→ What is asked
Reproduce every entry in the listing without alteration.

→ Information shown
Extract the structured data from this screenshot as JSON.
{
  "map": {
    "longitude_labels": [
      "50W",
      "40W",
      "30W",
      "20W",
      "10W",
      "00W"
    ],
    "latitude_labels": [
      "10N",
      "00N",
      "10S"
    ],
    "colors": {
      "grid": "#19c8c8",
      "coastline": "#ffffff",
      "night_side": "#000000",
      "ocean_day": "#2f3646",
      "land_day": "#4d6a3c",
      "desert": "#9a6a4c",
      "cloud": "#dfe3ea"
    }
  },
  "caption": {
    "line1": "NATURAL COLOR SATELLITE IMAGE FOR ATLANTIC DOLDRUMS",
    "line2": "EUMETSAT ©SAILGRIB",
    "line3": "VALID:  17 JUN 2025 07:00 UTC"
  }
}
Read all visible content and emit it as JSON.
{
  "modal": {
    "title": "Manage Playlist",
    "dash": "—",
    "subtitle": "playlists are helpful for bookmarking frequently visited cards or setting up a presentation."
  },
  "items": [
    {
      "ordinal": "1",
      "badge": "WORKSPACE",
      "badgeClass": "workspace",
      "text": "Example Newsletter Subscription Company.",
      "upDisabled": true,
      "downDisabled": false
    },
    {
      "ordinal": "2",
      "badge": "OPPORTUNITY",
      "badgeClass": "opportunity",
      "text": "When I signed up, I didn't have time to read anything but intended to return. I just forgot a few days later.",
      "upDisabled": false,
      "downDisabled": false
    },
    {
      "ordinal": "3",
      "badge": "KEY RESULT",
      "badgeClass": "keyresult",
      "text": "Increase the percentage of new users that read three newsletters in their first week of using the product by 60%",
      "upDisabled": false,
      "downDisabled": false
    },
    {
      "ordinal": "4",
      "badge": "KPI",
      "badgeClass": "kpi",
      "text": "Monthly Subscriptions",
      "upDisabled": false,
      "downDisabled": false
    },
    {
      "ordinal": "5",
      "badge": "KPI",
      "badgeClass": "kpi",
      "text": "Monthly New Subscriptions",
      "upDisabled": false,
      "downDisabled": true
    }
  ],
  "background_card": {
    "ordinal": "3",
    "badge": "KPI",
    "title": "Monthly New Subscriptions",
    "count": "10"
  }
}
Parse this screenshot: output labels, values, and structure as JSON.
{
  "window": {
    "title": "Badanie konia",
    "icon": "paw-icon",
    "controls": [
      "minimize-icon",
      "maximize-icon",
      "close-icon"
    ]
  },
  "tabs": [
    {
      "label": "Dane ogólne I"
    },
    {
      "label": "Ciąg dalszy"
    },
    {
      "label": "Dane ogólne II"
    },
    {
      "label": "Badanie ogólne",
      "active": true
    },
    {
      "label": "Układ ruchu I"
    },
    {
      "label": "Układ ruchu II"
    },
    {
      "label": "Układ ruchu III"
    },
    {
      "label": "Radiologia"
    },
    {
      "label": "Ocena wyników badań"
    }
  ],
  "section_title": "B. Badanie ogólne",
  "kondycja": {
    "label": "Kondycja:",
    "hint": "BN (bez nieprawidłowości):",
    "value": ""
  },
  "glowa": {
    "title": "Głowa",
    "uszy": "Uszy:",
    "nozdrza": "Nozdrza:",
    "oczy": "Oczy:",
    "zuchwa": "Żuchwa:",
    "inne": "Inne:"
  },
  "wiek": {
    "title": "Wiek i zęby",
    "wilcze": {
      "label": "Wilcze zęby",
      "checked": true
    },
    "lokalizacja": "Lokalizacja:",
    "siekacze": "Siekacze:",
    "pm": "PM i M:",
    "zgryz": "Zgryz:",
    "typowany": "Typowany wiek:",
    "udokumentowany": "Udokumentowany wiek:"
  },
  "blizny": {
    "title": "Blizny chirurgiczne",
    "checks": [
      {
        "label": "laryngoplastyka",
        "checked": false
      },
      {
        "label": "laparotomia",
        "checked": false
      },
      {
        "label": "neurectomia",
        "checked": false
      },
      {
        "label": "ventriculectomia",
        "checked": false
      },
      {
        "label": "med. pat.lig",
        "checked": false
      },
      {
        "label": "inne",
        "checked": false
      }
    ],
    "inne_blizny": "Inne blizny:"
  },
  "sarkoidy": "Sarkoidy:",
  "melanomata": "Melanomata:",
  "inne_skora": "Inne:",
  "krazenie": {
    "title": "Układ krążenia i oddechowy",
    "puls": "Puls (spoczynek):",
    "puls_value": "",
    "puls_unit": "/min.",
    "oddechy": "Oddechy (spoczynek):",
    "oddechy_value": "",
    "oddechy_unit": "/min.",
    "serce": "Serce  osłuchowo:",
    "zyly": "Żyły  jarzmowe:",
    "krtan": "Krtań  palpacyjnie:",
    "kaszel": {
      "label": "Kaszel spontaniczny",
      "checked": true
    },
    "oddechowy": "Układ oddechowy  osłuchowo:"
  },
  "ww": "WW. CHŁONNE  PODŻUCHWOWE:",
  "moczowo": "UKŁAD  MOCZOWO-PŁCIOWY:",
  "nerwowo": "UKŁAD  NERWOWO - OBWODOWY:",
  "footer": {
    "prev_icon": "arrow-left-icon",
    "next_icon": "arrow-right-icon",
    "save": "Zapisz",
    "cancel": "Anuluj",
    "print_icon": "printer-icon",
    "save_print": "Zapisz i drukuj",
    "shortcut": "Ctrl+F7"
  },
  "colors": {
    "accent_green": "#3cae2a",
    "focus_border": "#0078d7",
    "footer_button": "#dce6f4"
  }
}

→ Response to the exercise
Extract the structured data from this screenshot as JSON.
{
  "map": {
    "longitude_labels": [
      "50W",
      "40W",
      "30W",
      "20W",
      "10W",
      "00W"
    ],
    "latitude_labels": [
      "10N",
      "00N",
      "10S"
    ],
    "colors": {
      "grid": "#19c8c8",
      "coastline": "#ffffff",
      "night_side": "#000000",
      "ocean_day": "#2f3646",
      "land_day": "#4d6a3c",
      "desert": "#9a6a4c",
      "cloud": "#dfe3ea"
    }
  },
  "caption": {
    "line1": "NATURAL COLOR SATELLITE IMAGE FOR ATLANTIC DOLDRUMS",
    "line2": "EUMETSAT ©SAILGRIB",
    "line3": "VALID:  17 JUN 2025 07:00 UTC"
  }
}
Read all visible content and emit it as JSON.
{
  "modal": {
    "title": "Manage Playlist",
    "dash": "—",
    "subtitle": "playlists are helpful for bookmarking frequently visited cards or setting up a presentation."
  },
  "items": [
    {
      "ordinal": "1",
      "badge": "WORKSPACE",
      "badgeClass": "workspace",
      "text": "Example Newsletter Subscription Company.",
      "upDisabled": true,
      "downDisabled": false
    },
    {
      "ordinal": "2",
      "badge": "OPPORTUNITY",
      "badgeClass": "opportunity",
      "text": "When I signed up, I didn't have time to read anything but intended to return. I just forgot a few days later.",
      "upDisabled": false,
      "downDisabled": false
    },
    {
      "ordinal": "3",
      "badge": "KEY RESULT",
      "badgeClass": "keyresult",
      "text": "Increase the percentage of new users that read three newsletters in their first week of using the product by 60%",
      "upDisabled": false,
      "downDisabled": false
    },
    {
      "ordinal": "4",
      "badge": "KPI",
      "badgeClass": "kpi",
      "text": "Monthly Subscriptions",
      "upDisabled": false,
      "downDisabled": false
    },
    {
      "ordinal": "5",
      "badge": "KPI",
      "badgeClass": "kpi",
      "text": "Monthly New Subscriptions",
      "upDisabled": false,
      "downDisabled": true
    }
  ],
  "background_card": {
    "ordinal": "3",
    "badge": "KPI",
    "title": "Monthly New Subscriptions",
    "count": "10"
  }
}
Parse this screenshot: output labels, values, and structure as JSON.
{
  "window": {
    "title": "Badanie konia",
    "icon": "paw-icon",
    "controls": [
      "minimize-icon",
      "maximize-icon",
      "close-icon"
    ]
  },
  "tabs": [
    {
      "label": "Dane ogólne I"
    },
    {
      "label": "Ciąg dalszy"
    },
    {
      "label": "Dane ogólne II"
    },
    {
      "label": "Badanie ogólne",
      "active": true
    },
    {
      "label": "Układ ruchu I"
    },
    {
      "label": "Układ ruchu II"
    },
    {
      "label": "Układ ruchu III"
    },
    {
      "label": "Radiologia"
    },
    {
      "label": "Ocena wyników badań"
    }
  ],
  "section_title": "B. Badanie ogólne",
  "kondycja": {
    "label": "Kondycja:",
    "hint": "BN (bez nieprawidłowości):",
    "value": ""
  },
  "glowa": {
    "title": "Głowa",
    "uszy": "Uszy:",
    "nozdrza": "Nozdrza:",
    "oczy": "Oczy:",
    "zuchwa": "Żuchwa:",
    "inne": "Inne:"
  },
  "wiek": {
    "title": "Wiek i zęby",
    "wilcze": {
      "label": "Wilcze zęby",
      "checked": true
    },
    "lokalizacja": "Lokalizacja:",
    "siekacze": "Siekacze:",
    "pm": "PM i M:",
    "zgryz": "Zgryz:",
    "typowany": "Typowany wiek:",
    "udokumentowany": "Udokumentowany wiek:"
  },
  "blizny": {
    "title": "Blizny chirurgiczne",
    "checks": [
      {
        "label": "laryngoplastyka",
        "checked": false
      },
      {
        "label": "laparotomia",
        "checked": false
      },
      {
        "label": "neurectomia",
        "checked": false
      },
      {
        "label": "ventriculectomia",
        "checked": false
      },
      {
        "label": "med. pat.lig",
        "checked": false
      },
      {
        "label": "inne",
        "checked": false
      }
    ],
    "inne_blizny": "Inne blizny:"
  },
  "sarkoidy": "Sarkoidy:",
  "melanomata": "Melanomata:",
  "inne_skora": "Inne:",
  "krazenie": {
    "title": "Układ krążenia i oddechowy",
    "puls": "Puls (spoczynek):",
    "puls_value": "",
    "puls_unit": "/min.",
    "oddechy": "Oddechy (spoczynek):",
    "oddechy_value": "",
    "oddechy_unit": "/min.",
    "serce": "Serce  osłuchowo:",
    "zyly": "Żyły  jarzmowe:",
    "krtan": "Krtań  palpacyjnie:",
    "kaszel": {
      "label": "Kaszel spontaniczny",
      "checked": true
    },
    "oddechowy": "Układ oddechowy  osłuchowo:"
  },
  "ww": "WW. CHŁONNE  PODŻUCHWOWE:",
  "moczowo": "UKŁAD  MOCZOWO-PŁCIOWY:",
  "nerwowo": "UKŁAD  NERWOWO - OBWODOWY:",
  "footer": {
    "prev_icon": "arrow-left-icon",
    "next_icon": "arrow-right-icon",
    "save": "Zapisz",
    "cancel": "Anuluj",
    "print_icon": "printer-icon",
    "save_print": "Zapisz i drukuj",
    "shortcut": "Ctrl+F7"
  },
  "colors": {
    "accent_green": "#3cae2a",
    "focus_border": "#0078d7",
    "footer_button": "#dce6f4"
  }
}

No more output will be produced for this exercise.